Go through the material and pull out every line with the string "text" in it.

─── AVAILABLE DATA

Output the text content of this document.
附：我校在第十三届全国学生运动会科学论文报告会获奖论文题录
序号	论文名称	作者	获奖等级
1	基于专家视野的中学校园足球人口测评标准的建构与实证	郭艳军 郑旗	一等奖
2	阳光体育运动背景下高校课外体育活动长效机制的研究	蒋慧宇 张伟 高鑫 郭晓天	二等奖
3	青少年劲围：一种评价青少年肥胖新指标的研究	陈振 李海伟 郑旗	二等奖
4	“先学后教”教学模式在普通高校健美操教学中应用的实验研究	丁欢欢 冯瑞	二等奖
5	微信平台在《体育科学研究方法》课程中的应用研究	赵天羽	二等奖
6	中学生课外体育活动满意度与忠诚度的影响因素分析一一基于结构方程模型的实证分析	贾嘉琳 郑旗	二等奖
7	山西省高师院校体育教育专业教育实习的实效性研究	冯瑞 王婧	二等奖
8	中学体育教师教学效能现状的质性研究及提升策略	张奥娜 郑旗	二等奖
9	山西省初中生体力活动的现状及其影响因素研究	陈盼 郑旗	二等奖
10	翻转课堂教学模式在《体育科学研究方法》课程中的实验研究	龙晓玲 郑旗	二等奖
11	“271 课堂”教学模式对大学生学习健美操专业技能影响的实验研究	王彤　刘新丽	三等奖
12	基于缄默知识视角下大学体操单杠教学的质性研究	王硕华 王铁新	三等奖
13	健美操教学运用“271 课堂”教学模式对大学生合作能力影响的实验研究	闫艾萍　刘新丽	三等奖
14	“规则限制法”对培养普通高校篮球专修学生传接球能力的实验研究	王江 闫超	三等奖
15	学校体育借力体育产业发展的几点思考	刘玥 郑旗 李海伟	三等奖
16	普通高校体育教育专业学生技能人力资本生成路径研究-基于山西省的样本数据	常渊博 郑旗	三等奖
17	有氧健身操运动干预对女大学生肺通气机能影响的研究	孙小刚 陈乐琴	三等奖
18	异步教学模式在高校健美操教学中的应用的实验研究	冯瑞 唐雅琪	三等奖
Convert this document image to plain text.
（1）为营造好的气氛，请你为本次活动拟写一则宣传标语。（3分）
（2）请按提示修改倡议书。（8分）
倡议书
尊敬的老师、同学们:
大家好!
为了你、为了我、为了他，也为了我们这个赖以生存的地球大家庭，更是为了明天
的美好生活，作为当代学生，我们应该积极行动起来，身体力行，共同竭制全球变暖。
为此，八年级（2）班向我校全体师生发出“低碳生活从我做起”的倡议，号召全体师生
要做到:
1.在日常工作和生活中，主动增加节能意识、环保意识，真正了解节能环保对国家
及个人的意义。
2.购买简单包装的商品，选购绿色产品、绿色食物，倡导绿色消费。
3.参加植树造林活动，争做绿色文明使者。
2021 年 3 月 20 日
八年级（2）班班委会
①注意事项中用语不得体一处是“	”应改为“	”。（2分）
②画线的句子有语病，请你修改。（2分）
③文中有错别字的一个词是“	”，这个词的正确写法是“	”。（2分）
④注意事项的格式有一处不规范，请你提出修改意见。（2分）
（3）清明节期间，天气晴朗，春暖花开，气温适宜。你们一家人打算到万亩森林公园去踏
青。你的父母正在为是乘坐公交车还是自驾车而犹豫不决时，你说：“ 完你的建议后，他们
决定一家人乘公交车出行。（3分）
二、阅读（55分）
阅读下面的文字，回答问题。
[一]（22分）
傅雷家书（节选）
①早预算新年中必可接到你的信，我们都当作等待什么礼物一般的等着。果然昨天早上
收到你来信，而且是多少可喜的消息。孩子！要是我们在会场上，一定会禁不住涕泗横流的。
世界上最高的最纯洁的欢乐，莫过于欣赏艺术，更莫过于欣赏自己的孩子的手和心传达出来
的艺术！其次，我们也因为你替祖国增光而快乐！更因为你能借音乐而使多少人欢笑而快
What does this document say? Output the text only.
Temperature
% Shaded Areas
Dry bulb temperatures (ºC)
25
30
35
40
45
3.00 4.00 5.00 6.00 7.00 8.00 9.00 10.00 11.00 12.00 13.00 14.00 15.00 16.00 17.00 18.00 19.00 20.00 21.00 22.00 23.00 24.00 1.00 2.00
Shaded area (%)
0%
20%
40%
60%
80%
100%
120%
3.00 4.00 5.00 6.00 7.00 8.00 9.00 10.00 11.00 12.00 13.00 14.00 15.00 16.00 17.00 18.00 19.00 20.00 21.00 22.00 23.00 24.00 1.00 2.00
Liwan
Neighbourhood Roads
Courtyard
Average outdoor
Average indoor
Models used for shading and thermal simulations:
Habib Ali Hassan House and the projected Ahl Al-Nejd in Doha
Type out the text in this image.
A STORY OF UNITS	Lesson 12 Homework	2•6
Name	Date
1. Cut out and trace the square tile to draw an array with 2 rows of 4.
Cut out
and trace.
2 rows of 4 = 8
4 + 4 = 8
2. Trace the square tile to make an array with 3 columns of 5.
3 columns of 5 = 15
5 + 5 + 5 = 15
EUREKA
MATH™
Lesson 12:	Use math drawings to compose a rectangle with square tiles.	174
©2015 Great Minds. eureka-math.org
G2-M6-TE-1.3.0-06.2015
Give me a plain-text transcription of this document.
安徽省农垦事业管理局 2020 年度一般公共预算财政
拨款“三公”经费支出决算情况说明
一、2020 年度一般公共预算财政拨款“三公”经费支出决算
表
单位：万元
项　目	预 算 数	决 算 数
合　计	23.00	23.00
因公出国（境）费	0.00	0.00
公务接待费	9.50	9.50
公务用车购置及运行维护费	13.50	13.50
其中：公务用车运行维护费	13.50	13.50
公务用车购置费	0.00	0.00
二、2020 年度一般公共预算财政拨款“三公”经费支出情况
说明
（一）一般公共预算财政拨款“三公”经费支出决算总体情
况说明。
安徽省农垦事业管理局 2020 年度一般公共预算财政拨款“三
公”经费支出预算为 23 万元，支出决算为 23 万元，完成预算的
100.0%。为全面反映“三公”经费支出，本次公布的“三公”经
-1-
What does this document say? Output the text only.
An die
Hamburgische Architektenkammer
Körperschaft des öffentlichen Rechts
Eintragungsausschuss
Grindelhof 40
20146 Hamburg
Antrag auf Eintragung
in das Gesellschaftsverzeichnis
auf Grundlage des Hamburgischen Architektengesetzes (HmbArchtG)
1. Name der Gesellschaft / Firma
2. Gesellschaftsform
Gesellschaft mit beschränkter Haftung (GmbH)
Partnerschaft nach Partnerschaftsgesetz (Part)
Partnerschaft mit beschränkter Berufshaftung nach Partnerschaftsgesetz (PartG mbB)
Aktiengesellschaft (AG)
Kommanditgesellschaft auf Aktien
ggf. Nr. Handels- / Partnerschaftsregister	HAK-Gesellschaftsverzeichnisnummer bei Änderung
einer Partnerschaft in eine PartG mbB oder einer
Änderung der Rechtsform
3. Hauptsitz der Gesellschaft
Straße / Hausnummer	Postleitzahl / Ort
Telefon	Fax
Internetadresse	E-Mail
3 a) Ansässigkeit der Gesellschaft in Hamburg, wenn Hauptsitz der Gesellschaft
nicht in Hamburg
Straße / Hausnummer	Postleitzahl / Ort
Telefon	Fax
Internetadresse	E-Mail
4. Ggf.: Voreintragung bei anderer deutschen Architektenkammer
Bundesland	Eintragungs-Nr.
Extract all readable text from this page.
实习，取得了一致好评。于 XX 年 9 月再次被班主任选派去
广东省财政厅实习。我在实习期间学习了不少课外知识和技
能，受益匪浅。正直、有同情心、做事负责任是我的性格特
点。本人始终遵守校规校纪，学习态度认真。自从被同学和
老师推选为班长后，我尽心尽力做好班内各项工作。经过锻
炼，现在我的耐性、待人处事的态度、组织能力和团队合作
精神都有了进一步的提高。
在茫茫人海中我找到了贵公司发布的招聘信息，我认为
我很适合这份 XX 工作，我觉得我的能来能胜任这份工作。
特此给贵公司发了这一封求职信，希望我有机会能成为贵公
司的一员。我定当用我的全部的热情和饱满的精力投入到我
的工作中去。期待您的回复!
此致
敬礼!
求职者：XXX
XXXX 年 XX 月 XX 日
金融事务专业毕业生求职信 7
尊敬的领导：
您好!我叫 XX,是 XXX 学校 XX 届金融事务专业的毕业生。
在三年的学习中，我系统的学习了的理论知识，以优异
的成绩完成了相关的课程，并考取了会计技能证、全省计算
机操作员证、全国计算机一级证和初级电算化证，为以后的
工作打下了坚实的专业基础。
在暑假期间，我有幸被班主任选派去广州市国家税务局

──────

→ **ANSWER TO THIS PROBLEM**:
Output the text content of this document.
Convert this document image to plain text.
What does this document say? Output the text only.
Type out the text in this image.
Give me a plain-text transcription of this document.
What does this document say? Output the text only.
Extract all readable text from this page.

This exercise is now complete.